(Data entries)
::::

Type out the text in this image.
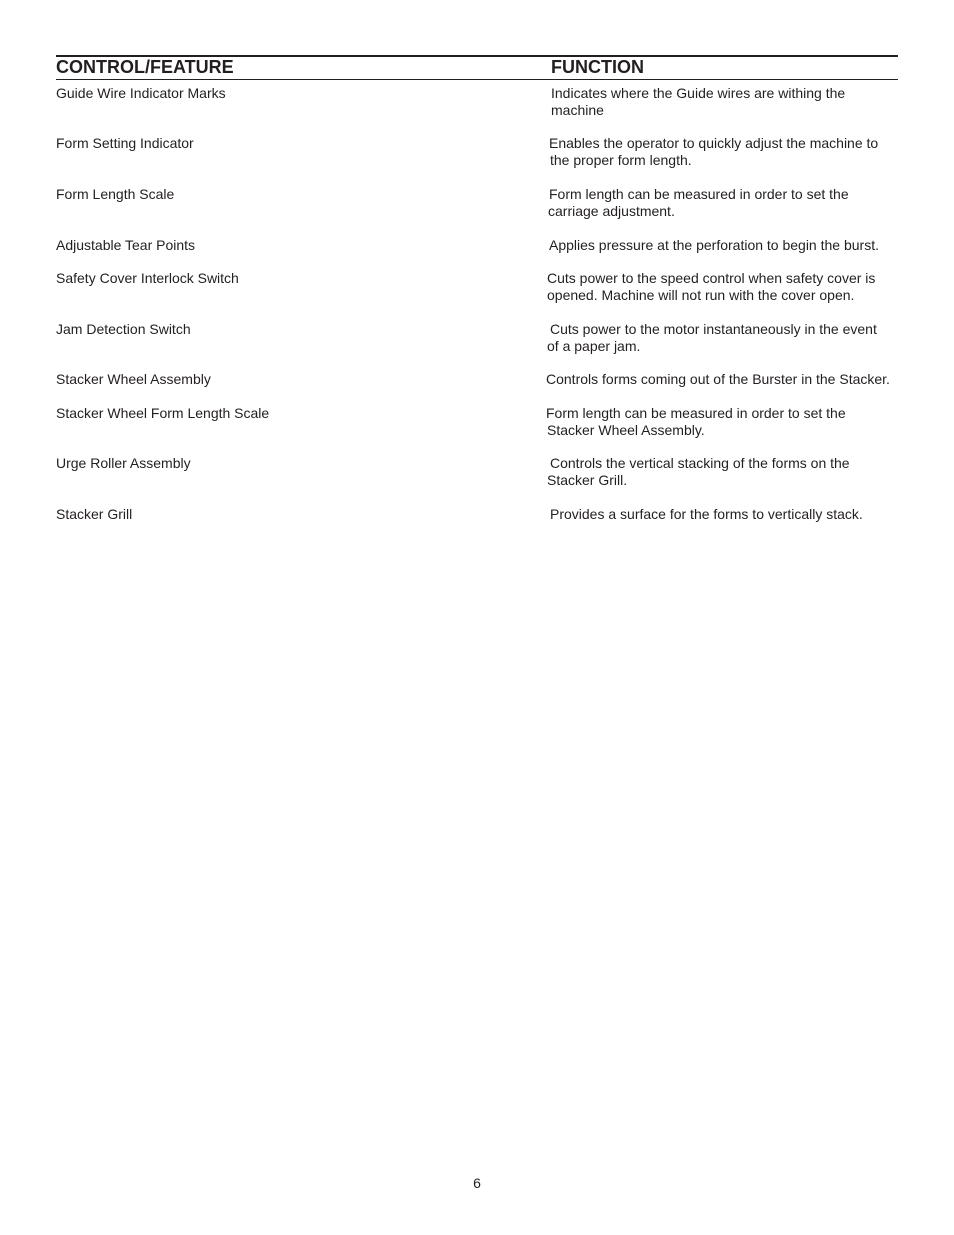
CONTROL/FEATURE	FUNCTION
Guide Wire Indicator Marks	Indicates where the Guide wires are withing the
machine
Form Setting Indicator	Enables the operator to quickly adjust the machine to
the proper form length.
Form Length Scale	Form length can be measured in order to set the
carriage adjustment.
Adjustable Tear Points	Applies pressure at the perforation to begin the burst.
Safety Cover Interlock Switch	Cuts power to the speed control when safety cover is
opened. Machine will not run with the cover open.
Jam Detection Switch	Cuts power to the motor instantaneously in the event
of a paper jam.
Stacker Wheel Assembly	Controls forms coming out of the Burster in the Stacker.
Stacker Wheel Form Length Scale	Form length can be measured in order to set the
Stacker Wheel Assembly.
Urge Roller Assembly	Controls the vertical stacking of the forms on the
Stacker Grill.
Stacker Grill	Provides a surface for the forms to vertically stack.
6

::::

§ DO THIS: Ignore the images and quote every line of the listing exactly.

§ EXERCISE SOLUTION:
Type out the text in this image.
CONTROL/FEATURE	FUNCTION
Guide Wire Indicator Marks	Indicates where the Guide wires are withing the
machine
Form Setting Indicator	Enables the operator to quickly adjust the machine to
the proper form length.
Form Length Scale	Form length can be measured in order to set the
carriage adjustment.
Adjustable Tear Points	Applies pressure at the perforation to begin the burst.
Safety Cover Interlock Switch	Cuts power to the speed control when safety cover is
opened. Machine will not run with the cover open.
Jam Detection Switch	Cuts power to the motor instantaneously in the event
of a paper jam.
Stacker Wheel Assembly	Controls forms coming out of the Burster in the Stacker.
Stacker Wheel Form Length Scale	Form length can be measured in order to set the
Stacker Wheel Assembly.
Urge Roller Assembly	Controls the vertical stacking of the forms on the
Stacker Grill.
Stacker Grill	Provides a surface for the forms to vertically stack.
6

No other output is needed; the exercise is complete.